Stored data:

═══

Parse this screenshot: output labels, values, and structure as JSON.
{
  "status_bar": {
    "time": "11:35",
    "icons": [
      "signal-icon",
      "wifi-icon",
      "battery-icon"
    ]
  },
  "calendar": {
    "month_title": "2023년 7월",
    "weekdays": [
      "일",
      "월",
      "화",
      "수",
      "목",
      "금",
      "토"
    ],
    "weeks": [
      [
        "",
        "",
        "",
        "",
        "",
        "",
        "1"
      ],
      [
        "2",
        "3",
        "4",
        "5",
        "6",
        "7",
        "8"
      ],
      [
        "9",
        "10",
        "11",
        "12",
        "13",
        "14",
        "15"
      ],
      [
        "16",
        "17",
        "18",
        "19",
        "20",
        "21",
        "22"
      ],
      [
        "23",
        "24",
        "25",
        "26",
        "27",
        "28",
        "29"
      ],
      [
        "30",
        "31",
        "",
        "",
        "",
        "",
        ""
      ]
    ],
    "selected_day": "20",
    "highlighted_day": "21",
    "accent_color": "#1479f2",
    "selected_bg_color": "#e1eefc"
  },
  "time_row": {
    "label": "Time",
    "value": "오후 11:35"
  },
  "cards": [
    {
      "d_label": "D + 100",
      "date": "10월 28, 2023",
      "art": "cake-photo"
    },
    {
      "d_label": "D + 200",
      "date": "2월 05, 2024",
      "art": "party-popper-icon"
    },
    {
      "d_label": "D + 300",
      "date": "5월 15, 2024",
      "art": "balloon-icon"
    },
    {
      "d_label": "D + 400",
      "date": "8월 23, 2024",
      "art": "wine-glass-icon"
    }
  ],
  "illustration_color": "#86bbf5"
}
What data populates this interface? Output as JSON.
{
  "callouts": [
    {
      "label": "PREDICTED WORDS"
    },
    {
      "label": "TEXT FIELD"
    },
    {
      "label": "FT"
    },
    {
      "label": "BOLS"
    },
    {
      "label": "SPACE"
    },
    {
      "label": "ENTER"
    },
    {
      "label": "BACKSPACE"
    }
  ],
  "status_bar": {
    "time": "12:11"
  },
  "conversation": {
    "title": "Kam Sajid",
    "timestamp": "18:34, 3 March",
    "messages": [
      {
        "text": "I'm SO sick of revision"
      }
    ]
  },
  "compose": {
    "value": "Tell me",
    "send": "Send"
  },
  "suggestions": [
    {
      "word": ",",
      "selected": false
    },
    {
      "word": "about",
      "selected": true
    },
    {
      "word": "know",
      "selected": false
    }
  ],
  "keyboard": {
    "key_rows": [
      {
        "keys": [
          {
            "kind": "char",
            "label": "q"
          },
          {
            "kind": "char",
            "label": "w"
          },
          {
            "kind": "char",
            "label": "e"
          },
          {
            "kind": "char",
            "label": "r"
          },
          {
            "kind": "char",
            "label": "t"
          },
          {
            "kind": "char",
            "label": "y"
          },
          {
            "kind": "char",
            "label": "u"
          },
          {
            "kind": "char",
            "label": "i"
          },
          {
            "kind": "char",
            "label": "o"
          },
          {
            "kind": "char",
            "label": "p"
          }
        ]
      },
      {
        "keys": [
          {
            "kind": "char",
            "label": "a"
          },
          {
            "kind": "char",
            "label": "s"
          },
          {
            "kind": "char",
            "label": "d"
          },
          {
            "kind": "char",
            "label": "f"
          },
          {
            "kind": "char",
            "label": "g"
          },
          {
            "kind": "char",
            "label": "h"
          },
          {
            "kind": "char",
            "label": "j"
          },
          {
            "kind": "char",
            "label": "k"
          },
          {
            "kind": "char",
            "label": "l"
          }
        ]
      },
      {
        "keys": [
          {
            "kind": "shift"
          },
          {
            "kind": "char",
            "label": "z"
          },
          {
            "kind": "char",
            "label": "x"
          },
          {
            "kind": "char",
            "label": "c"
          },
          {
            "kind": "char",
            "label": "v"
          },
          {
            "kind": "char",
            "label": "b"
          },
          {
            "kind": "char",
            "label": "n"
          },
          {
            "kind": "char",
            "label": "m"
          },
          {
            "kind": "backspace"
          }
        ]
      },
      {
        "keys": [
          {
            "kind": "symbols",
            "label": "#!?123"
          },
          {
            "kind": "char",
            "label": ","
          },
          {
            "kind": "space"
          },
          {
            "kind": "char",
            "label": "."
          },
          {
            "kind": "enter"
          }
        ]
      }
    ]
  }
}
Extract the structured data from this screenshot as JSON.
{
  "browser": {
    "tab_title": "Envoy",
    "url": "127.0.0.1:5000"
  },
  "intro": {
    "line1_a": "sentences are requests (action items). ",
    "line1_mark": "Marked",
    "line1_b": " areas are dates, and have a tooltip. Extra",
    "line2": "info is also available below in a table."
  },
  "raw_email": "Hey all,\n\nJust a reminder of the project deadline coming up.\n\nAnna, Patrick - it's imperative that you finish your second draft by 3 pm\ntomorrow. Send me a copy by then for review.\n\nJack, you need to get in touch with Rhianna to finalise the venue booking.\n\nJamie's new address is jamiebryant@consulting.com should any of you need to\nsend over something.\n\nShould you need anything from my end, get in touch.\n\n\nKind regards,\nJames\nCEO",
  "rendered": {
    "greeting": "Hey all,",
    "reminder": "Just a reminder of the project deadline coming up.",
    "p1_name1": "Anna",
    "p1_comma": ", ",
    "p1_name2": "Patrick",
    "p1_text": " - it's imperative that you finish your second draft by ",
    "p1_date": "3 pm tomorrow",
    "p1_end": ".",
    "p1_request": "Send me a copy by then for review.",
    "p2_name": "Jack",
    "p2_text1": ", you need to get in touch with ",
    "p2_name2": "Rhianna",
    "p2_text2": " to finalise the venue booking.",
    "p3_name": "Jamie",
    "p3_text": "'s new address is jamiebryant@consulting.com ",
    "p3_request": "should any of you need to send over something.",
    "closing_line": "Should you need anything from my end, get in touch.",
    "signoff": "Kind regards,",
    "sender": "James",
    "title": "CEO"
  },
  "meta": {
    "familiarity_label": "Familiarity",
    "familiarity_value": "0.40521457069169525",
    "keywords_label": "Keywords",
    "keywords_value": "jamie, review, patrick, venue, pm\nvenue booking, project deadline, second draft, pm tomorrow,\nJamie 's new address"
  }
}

═══

» Instruction
Write out each line of the data above again, exactly as given.

» Result for this exercise
Parse this screenshot: output labels, values, and structure as JSON.
{
  "status_bar": {
    "time": "11:35",
    "icons": [
      "signal-icon",
      "wifi-icon",
      "battery-icon"
    ]
  },
  "calendar": {
    "month_title": "2023년 7월",
    "weekdays": [
      "일",
      "월",
      "화",
      "수",
      "목",
      "금",
      "토"
    ],
    "weeks": [
      [
        "",
        "",
        "",
        "",
        "",
        "",
        "1"
      ],
      [
        "2",
        "3",
        "4",
        "5",
        "6",
        "7",
        "8"
      ],
      [
        "9",
        "10",
        "11",
        "12",
        "13",
        "14",
        "15"
      ],
      [
        "16",
        "17",
        "18",
        "19",
        "20",
        "21",
        "22"
      ],
      [
        "23",
        "24",
        "25",
        "26",
        "27",
        "28",
        "29"
      ],
      [
        "30",
        "31",
        "",
        "",
        "",
        "",
        ""
      ]
    ],
    "selected_day": "20",
    "highlighted_day": "21",
    "accent_color": "#1479f2",
    "selected_bg_color": "#e1eefc"
  },
  "time_row": {
    "label": "Time",
    "value": "오후 11:35"
  },
  "cards": [
    {
      "d_label": "D + 100",
      "date": "10월 28, 2023",
      "art": "cake-photo"
    },
    {
      "d_label": "D + 200",
      "date": "2월 05, 2024",
      "art": "party-popper-icon"
    },
    {
      "d_label": "D + 300",
      "date": "5월 15, 2024",
      "art": "balloon-icon"
    },
    {
      "d_label": "D + 400",
      "date": "8월 23, 2024",
      "art": "wine-glass-icon"
    }
  ],
  "illustration_color": "#86bbf5"
}
What data populates this interface? Output as JSON.
{
  "callouts": [
    {
      "label": "PREDICTED WORDS"
    },
    {
      "label": "TEXT FIELD"
    },
    {
      "label": "FT"
    },
    {
      "label": "BOLS"
    },
    {
      "label": "SPACE"
    },
    {
      "label": "ENTER"
    },
    {
      "label": "BACKSPACE"
    }
  ],
  "status_bar": {
    "time": "12:11"
  },
  "conversation": {
    "title": "Kam Sajid",
    "timestamp": "18:34, 3 March",
    "messages": [
      {
        "text": "I'm SO sick of revision"
      }
    ]
  },
  "compose": {
    "value": "Tell me",
    "send": "Send"
  },
  "suggestions": [
    {
      "word": ",",
      "selected": false
    },
    {
      "word": "about",
      "selected": true
    },
    {
      "word": "know",
      "selected": false
    }
  ],
  "keyboard": {
    "key_rows": [
      {
        "keys": [
          {
            "kind": "char",
            "label": "q"
          },
          {
            "kind": "char",
            "label": "w"
          },
          {
            "kind": "char",
            "label": "e"
          },
          {
            "kind": "char",
            "label": "r"
          },
          {
            "kind": "char",
            "label": "t"
          },
          {
            "kind": "char",
            "label": "y"
          },
          {
            "kind": "char",
            "label": "u"
          },
          {
            "kind": "char",
            "label": "i"
          },
          {
            "kind": "char",
            "label": "o"
          },
          {
            "kind": "char",
            "label": "p"
          }
        ]
      },
      {
        "keys": [
          {
            "kind": "char",
            "label": "a"
          },
          {
            "kind": "char",
            "label": "s"
          },
          {
            "kind": "char",
            "label": "d"
          },
          {
            "kind": "char",
            "label": "f"
          },
          {
            "kind": "char",
            "label": "g"
          },
          {
            "kind": "char",
            "label": "h"
          },
          {
            "kind": "char",
            "label": "j"
          },
          {
            "kind": "char",
            "label": "k"
          },
          {
            "kind": "char",
            "label": "l"
          }
        ]
      },
      {
        "keys": [
          {
            "kind": "shift"
          },
          {
            "kind": "char",
            "label": "z"
          },
          {
            "kind": "char",
            "label": "x"
          },
          {
            "kind": "char",
            "label": "c"
          },
          {
            "kind": "char",
            "label": "v"
          },
          {
            "kind": "char",
            "label": "b"
          },
          {
            "kind": "char",
            "label": "n"
          },
          {
            "kind": "char",
            "label": "m"
          },
          {
            "kind": "backspace"
          }
        ]
      },
      {
        "keys": [
          {
            "kind": "symbols",
            "label": "#!?123"
          },
          {
            "kind": "char",
            "label": ","
          },
          {
            "kind": "space"
          },
          {
            "kind": "char",
            "label": "."
          },
          {
            "kind": "enter"
          }
        ]
      }
    ]
  }
}
Extract the structured data from this screenshot as JSON.
{
  "browser": {
    "tab_title": "Envoy",
    "url": "127.0.0.1:5000"
  },
  "intro": {
    "line1_a": "sentences are requests (action items). ",
    "line1_mark": "Marked",
    "line1_b": " areas are dates, and have a tooltip. Extra",
    "line2": "info is also available below in a table."
  },
  "raw_email": "Hey all,\n\nJust a reminder of the project deadline coming up.\n\nAnna, Patrick - it's imperative that you finish your second draft by 3 pm\ntomorrow. Send me a copy by then for review.\n\nJack, you need to get in touch with Rhianna to finalise the venue booking.\n\nJamie's new address is jamiebryant@consulting.com should any of you need to\nsend over something.\n\nShould you need anything from my end, get in touch.\n\n\nKind regards,\nJames\nCEO",
  "rendered": {
    "greeting": "Hey all,",
    "reminder": "Just a reminder of the project deadline coming up.",
    "p1_name1": "Anna",
    "p1_comma": ", ",
    "p1_name2": "Patrick",
    "p1_text": " - it's imperative that you finish your second draft by ",
    "p1_date": "3 pm tomorrow",
    "p1_end": ".",
    "p1_request": "Send me a copy by then for review.",
    "p2_name": "Jack",
    "p2_text1": ", you need to get in touch with ",
    "p2_name2": "Rhianna",
    "p2_text2": " to finalise the venue booking.",
    "p3_name": "Jamie",
    "p3_text": "'s new address is jamiebryant@consulting.com ",
    "p3_request": "should any of you need to send over something.",
    "closing_line": "Should you need anything from my end, get in touch.",
    "signoff": "Kind regards,",
    "sender": "James",
    "title": "CEO"
  },
  "meta": {
    "familiarity_label": "Familiarity",
    "familiarity_value": "0.40521457069169525",
    "keywords_label": "Keywords",
    "keywords_value": "jamie, review, patrick, venue, pm\nvenue booking, project deadline, second draft, pm tomorrow,\nJamie 's new address"
  }
}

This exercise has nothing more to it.